- _Document extract_:
▶

Santaisironingwrappingpaper · 14/12/2020 14:07

My df has never ever bought me a gift. When I had dc his dw got them seasonal sale items. Thinks short set for dd for Xmas. One year when youngest (fourth) dc was 11 months old df came near Xmas to see them. As he left he stashed a bag behind the sofa. Thanked him with a wink and a nod.. Moved them for safety later on and noticed only 3 (obvious selection) boxes. I rang him joked on I had 4 now.. Apparently he didn't think ds would be allowed chocolate...
Can't argue with Scrooge.

goopsoup · 14/12/2020 15:42

@quizqueen

I hope reneged isn't on your class spelling list!!

I'm actually embarrassed for you @quizqueen. Hope you'll have the grace to come back and apologise to OP. Well done for kicking someone when they're clearly upset. Going NC with your mum is a huge deal and you've used this thread to act superior. Shameful.

Zilla1 · 14/12/2020 17:46

I like the manipulative connotations of 're-negged'. She may be a follower of the 'neg' manipulation.

ScottishStottie · 14/12/2020 17:51

I do agree that as long as she was buying presents for the kids, you should have still been buying her one.

billy1966 · 14/12/2020 18:42

OP,
So sorry that your mother is such a waster.

◀

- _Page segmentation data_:
▶

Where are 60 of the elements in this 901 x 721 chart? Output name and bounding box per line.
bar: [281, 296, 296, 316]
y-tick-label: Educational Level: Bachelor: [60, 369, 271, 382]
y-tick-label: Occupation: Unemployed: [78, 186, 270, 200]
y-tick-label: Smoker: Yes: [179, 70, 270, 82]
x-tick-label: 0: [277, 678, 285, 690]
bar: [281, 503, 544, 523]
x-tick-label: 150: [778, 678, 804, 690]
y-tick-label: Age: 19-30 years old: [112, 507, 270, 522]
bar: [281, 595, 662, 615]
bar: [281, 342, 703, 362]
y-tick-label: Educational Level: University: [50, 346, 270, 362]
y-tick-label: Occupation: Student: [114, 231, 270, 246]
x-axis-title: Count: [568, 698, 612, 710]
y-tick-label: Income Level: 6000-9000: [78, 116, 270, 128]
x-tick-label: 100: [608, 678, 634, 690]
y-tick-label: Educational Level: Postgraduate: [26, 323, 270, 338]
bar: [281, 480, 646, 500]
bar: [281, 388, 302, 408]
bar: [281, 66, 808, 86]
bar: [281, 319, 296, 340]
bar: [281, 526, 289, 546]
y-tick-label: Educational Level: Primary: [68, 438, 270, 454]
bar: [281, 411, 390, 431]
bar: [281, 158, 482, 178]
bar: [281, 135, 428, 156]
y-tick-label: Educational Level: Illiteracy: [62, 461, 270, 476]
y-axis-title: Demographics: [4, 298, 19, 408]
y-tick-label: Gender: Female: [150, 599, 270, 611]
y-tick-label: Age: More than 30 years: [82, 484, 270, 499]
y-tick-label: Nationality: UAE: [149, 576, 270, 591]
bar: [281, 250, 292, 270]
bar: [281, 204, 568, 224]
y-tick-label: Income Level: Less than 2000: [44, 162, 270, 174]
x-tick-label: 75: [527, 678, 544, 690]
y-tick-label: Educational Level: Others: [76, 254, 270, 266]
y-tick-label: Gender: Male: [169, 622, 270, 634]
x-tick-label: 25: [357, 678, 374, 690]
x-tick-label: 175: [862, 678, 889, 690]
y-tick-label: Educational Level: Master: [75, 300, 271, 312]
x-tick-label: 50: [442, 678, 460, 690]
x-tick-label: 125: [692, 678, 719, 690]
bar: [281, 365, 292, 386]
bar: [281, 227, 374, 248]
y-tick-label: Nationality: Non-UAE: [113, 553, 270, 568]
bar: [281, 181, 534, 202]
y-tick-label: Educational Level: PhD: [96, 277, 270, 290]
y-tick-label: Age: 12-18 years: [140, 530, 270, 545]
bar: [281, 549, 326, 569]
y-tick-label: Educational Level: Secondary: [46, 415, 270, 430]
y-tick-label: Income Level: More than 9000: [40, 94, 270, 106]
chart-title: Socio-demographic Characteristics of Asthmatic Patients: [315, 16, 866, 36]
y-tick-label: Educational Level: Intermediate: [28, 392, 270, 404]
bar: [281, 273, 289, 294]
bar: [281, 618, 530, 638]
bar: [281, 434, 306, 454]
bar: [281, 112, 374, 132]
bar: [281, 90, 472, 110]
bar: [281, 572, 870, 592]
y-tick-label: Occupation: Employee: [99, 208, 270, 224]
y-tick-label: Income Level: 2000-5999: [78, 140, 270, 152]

◀

- _Exercise details_: Pick up the forum thread about Christmas presents and family after its final sentence, and continue it.

- _Task answer_:
Best response is not to rise to it and say something like "no problem at all"....

No upset or annoyance....just nothing.

Mind yourself.
By all means give an extra present, but not from GM.
Just tell them "Granny is very old and forgetful, so here's an extra gift from me".

Actually you could tell her that exactly!😏
Flowers

But I would not pick up that phone again.

Flowers
happinessischocolate · 14/12/2020 19:21

Do the kids see their other grand parents? If so I'd drop it into the conversation that the other DGP got the kids some brilliant Lego and they love it and love their DGPs so so much for getting it. (If not a close friend or aunty/uncle will have to do)

Then I'd never speak to her again.

My parents have always been completely fair and so have I with my kids, hell I don't even give the dog a treat without the cat getting one too, your Mother is an arse

WoolieLiberal · 14/12/2020 19:26

No-one is entitled to a gift.
The default is no gift.
An unexpected present is a nice surprise.
If no gift received, don’t sweat it.
Relationship might already be complicated but don’t let trifles like this make it worse.

happinessischocolate · 14/12/2020 19:37

@WoolieLiberal

And no one is entitled to a phone call or entitled to a relationship with people they treat badly.

GlummyMcGlummerson · 14/12/2020 19:53

@WoolieLiberal does that mean I don't have to buy my own kids presents?

OP posts:
Mary46 · 14/12/2020 20:25

Not nice behaviour. I find my own mean to the kids. Cheap hand cream for a teen birthday. Just lousy. Going play her at her own game now

WoolieLiberal · 15/12/2020 13:59

@GlummyMcGlummerson

Yes, but I’m sure you’re too nice to do that.

@happinessischocolate

Absolutely. No obligations either way IMHO.

Bizawit · 15/12/2020 14:04

YANBU she sounds utterly horrid. Poor you OP Flowers

Bizawit · 15/12/2020 14:06

I do sort of agree though that you should have bought her a present OP if she buys them for the kids.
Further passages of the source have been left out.